Set down every record once more, exactly as given.
»»
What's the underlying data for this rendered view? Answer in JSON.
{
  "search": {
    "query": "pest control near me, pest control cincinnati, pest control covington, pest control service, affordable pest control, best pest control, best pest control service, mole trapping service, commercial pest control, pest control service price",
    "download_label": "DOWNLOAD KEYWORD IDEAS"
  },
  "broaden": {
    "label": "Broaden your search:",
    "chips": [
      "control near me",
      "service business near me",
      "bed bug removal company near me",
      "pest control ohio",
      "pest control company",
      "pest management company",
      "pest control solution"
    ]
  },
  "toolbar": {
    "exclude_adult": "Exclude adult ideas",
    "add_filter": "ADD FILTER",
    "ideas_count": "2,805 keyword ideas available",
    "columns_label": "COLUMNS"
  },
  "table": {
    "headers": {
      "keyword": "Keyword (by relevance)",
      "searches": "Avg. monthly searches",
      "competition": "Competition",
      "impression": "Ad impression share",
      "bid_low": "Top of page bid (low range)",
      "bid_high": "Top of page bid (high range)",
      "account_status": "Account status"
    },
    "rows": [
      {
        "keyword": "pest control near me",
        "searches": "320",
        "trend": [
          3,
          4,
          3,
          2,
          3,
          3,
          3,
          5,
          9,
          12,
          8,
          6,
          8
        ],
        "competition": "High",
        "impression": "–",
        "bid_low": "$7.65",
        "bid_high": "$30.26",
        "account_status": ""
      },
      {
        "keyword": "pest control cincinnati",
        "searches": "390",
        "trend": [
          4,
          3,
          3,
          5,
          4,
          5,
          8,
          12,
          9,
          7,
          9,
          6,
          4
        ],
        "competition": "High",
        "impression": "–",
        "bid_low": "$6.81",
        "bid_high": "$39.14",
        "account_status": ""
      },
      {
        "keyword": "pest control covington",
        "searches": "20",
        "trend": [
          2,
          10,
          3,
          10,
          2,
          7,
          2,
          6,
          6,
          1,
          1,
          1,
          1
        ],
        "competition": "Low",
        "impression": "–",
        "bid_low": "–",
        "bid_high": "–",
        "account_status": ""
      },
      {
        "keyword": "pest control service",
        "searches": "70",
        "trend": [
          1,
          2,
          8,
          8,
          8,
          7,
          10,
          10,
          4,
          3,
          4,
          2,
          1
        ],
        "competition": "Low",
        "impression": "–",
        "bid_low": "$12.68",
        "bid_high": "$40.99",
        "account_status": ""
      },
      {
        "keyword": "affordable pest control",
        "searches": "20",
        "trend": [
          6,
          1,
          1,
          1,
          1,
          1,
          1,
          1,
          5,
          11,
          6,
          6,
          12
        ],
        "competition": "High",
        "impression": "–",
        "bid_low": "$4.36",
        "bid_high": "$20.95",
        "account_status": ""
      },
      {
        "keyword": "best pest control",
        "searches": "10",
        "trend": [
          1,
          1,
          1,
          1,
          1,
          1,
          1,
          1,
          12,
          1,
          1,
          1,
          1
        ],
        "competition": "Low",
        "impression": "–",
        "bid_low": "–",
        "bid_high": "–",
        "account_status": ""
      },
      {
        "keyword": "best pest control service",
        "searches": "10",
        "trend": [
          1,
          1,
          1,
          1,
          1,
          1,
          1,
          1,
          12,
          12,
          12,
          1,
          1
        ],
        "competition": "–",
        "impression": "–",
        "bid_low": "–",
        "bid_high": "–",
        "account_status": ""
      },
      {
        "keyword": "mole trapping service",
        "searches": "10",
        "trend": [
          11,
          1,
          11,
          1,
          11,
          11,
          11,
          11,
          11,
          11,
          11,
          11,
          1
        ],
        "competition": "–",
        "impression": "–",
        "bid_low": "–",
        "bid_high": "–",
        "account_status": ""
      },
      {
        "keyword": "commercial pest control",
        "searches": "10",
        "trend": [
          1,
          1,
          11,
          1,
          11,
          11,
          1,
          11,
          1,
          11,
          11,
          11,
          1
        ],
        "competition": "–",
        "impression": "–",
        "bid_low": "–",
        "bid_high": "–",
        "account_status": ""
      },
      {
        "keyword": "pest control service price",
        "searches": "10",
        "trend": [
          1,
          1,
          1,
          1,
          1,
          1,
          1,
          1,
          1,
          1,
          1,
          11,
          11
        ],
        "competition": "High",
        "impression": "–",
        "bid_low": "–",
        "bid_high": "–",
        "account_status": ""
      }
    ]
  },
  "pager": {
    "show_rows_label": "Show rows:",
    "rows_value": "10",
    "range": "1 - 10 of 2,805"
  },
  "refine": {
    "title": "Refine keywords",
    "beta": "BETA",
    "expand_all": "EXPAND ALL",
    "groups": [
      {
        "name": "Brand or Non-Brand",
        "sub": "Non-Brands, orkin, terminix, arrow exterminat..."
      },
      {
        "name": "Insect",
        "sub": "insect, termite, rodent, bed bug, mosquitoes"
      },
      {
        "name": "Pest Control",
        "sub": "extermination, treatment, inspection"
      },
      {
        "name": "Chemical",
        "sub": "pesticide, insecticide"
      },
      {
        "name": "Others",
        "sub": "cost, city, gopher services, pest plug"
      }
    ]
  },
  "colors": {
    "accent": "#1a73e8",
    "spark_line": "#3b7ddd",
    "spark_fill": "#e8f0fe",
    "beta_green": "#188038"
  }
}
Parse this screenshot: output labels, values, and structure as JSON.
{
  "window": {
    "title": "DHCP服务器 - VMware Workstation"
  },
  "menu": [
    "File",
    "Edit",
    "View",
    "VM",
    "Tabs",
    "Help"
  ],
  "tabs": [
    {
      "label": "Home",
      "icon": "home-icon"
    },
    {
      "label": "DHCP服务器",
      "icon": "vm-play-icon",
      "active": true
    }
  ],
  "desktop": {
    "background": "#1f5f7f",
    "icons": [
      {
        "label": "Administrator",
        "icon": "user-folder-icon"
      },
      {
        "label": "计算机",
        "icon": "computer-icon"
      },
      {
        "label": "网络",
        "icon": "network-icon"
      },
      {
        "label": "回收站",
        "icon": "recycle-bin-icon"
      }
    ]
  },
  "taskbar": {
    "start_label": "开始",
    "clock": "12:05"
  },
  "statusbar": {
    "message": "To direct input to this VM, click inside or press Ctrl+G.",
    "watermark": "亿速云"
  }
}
««
Response to this exercise
What's the underlying data for this rendered view? Answer in JSON.
{
  "search": {
    "query": "pest control near me, pest control cincinnati, pest control covington, pest control service, affordable pest control, best pest control, best pest control service, mole trapping service, commercial pest control, pest control service price",
    "download_label": "DOWNLOAD KEYWORD IDEAS"
  },
  "broaden": {
    "label": "Broaden your search:",
    "chips": [
      "control near me",
      "service business near me",
      "bed bug removal company near me",
      "pest control ohio",
      "pest control company",
      "pest management company",
      "pest control solution"
    ]
  },
  "toolbar": {
    "exclude_adult": "Exclude adult ideas",
    "add_filter": "ADD FILTER",
    "ideas_count": "2,805 keyword ideas available",
    "columns_label": "COLUMNS"
  },
  "table": {
    "headers": {
      "keyword": "Keyword (by relevance)",
      "searches": "Avg. monthly searches",
      "competition": "Competition",
      "impression": "Ad impression share",
      "bid_low": "Top of page bid (low range)",
      "bid_high": "Top of page bid (high range)",
      "account_status": "Account status"
    },
    "rows": [
      {
        "keyword": "pest control near me",
        "searches": "320",
        "trend": [
          3,
          4,
          3,
          2,
          3,
          3,
          3,
          5,
          9,
          12,
          8,
          6,
          8
        ],
        "competition": "High",
        "impression": "–",
        "bid_low": "$7.65",
        "bid_high": "$30.26",
        "account_status": ""
      },
      {
        "keyword": "pest control cincinnati",
        "searches": "390",
        "trend": [
          4,
          3,
          3,
          5,
          4,
          5,
          8,
          12,
          9,
          7,
          9,
          6,
          4
        ],
        "competition": "High",
        "impression": "–",
        "bid_low": "$6.81",
        "bid_high": "$39.14",
        "account_status": ""
      },
      {
        "keyword": "pest control covington",
        "searches": "20",
        "trend": [
          2,
          10,
          3,
          10,
          2,
          7,
          2,
          6,
          6,
          1,
          1,
          1,
          1
        ],
        "competition": "Low",
        "impression": "–",
        "bid_low": "–",
        "bid_high": "–",
        "account_status": ""
      },
      {
        "keyword": "pest control service",
        "searches": "70",
        "trend": [
          1,
          2,
          8,
          8,
          8,
          7,
          10,
          10,
          4,
          3,
          4,
          2,
          1
        ],
        "competition": "Low",
        "impression": "–",
        "bid_low": "$12.68",
        "bid_high": "$40.99",
        "account_status": ""
      },
      {
        "keyword": "affordable pest control",
        "searches": "20",
        "trend": [
          6,
          1,
          1,
          1,
          1,
          1,
          1,
          1,
          5,
          11,
          6,
          6,
          12
        ],
        "competition": "High",
        "impression": "–",
        "bid_low": "$4.36",
        "bid_high": "$20.95",
        "account_status": ""
      },
      {
        "keyword": "best pest control",
        "searches": "10",
        "trend": [
          1,
          1,
          1,
          1,
          1,
          1,
          1,
          1,
          12,
          1,
          1,
          1,
          1
        ],
        "competition": "Low",
        "impression": "–",
        "bid_low": "–",
        "bid_high": "–",
        "account_status": ""
      },
      {
        "keyword": "best pest control service",
        "searches": "10",
        "trend": [
          1,
          1,
          1,
          1,
          1,
          1,
          1,
          1,
          12,
          12,
          12,
          1,
          1
        ],
        "competition": "–",
        "impression": "–",
        "bid_low": "–",
        "bid_high": "–",
        "account_status": ""
      },
      {
        "keyword": "mole trapping service",
        "searches": "10",
        "trend": [
          11,
          1,
          11,
          1,
          11,
          11,
          11,
          11,
          11,
          11,
          11,
          11,
          1
        ],
        "competition": "–",
        "impression": "–",
        "bid_low": "–",
        "bid_high": "–",
        "account_status": ""
      },
      {
        "keyword": "commercial pest control",
        "searches": "10",
        "trend": [
          1,
          1,
          11,
          1,
          11,
          11,
          1,
          11,
          1,
          11,
          11,
          11,
          1
        ],
        "competition": "–",
        "impression": "–",
        "bid_low": "–",
        "bid_high": "–",
        "account_status": ""
      },
      {
        "keyword": "pest control service price",
        "searches": "10",
        "trend": [
          1,
          1,
          1,
          1,
          1,
          1,
          1,
          1,
          1,
          1,
          1,
          11,
          11
        ],
        "competition": "High",
        "impression": "–",
        "bid_low": "–",
        "bid_high": "–",
        "account_status": ""
      }
    ]
  },
  "pager": {
    "show_rows_label": "Show rows:",
    "rows_value": "10",
    "range": "1 - 10 of 2,805"
  },
  "refine": {
    "title": "Refine keywords",
    "beta": "BETA",
    "expand_all": "EXPAND ALL",
    "groups": [
      {
        "name": "Brand or Non-Brand",
        "sub": "Non-Brands, orkin, terminix, arrow exterminat..."
      },
      {
        "name": "Insect",
        "sub": "insect, termite, rodent, bed bug, mosquitoes"
      },
      {
        "name": "Pest Control",
        "sub": "extermination, treatment, inspection"
      },
      {
        "name": "Chemical",
        "sub": "pesticide, insecticide"
      },
      {
        "name": "Others",
        "sub": "cost, city, gopher services, pest plug"
      }
    ]
  },
  "colors": {
    "accent": "#1a73e8",
    "spark_line": "#3b7ddd",
    "spark_fill": "#e8f0fe",
    "beta_green": "#188038"
  }
}
Parse this screenshot: output labels, values, and structure as JSON.
{
  "window": {
    "title": "DHCP服务器 - VMware Workstation"
  },
  "menu": [
    "File",
    "Edit",
    "View",
    "VM",
    "Tabs",
    "Help"
  ],
  "tabs": [
    {
      "label": "Home",
      "icon": "home-icon"
    },
    {
      "label": "DHCP服务器",
      "icon": "vm-play-icon",
      "active": true
    }
  ],
  "desktop": {
    "background": "#1f5f7f",
    "icons": [
      {
        "label": "Administrator",
        "icon": "user-folder-icon"
      },
      {
        "label": "计算机",
        "icon": "computer-icon"
      },
      {
        "label": "网络",
        "icon": "network-icon"
      },
      {
        "label": "回收站",
        "icon": "recycle-bin-icon"
      }
    ]
  },
  "taskbar": {
    "start_label": "开始",
    "clock": "12:05"
  },
  "statusbar": {
    "message": "To direct input to this VM, click inside or press Ctrl+G.",
    "watermark": "亿速云"
  }
}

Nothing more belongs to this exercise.